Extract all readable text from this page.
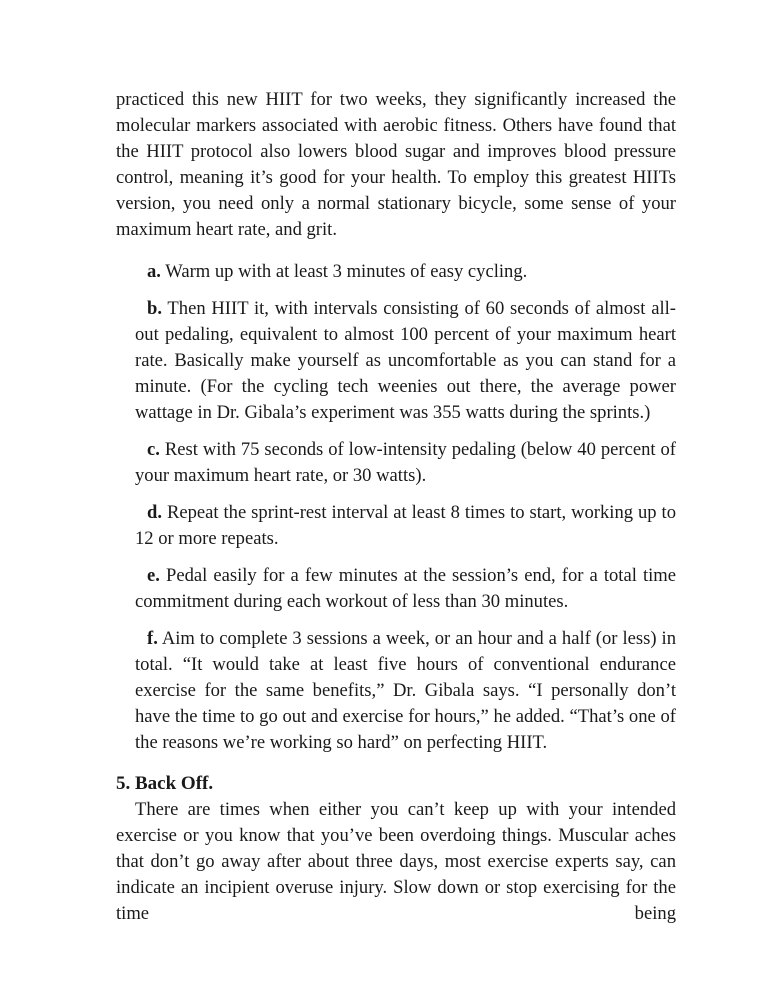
practiced this new HIIT for two weeks, they significantly increased the molecular markers associated with aerobic fitness. Others have found that the HIIT protocol also lowers blood sugar and improves blood pressure control, meaning it’s good for your health. To employ this greatest HIITs version, you need only a normal stationary bicycle, some sense of your maximum heart rate, and grit.

a. Warm up with at least 3 minutes of easy cycling.

b. Then HIIT it, with intervals consisting of 60 seconds of almost all-out pedaling, equivalent to almost 100 percent of your maximum heart rate. Basically make yourself as uncomfortable as you can stand for a minute. (For the cycling tech weenies out there, the average power wattage in Dr. Gibala’s experiment was 355 watts during the sprints.)

c. Rest with 75 seconds of low-intensity pedaling (below 40 percent of your maximum heart rate, or 30 watts).

d. Repeat the sprint-rest interval at least 8 times to start, working up to 12 or more repeats.

e. Pedal easily for a few minutes at the session’s end, for a total time commitment during each workout of less than 30 minutes.

f. Aim to complete 3 sessions a week, or an hour and a half (or less) in total. “It would take at least five hours of conventional endurance exercise for the same benefits,” Dr. Gibala says. “I personally don’t have the time to go out and exercise for hours,” he added. “That’s one of the reasons we’re working so hard” on perfecting HIIT.

5. Back Off.

There are times when either you can’t keep up with your intended exercise or you know that you’ve been overdoing things. Muscular aches that don’t go away after about three days, most exercise experts say, can indicate an incipient overuse injury. Slow down or stop exercising for the time being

> WHAT YOU SHOULD DO
Go through the entries above and count the lines containing the word "times"; give only that count.

> FINAL RESULT
2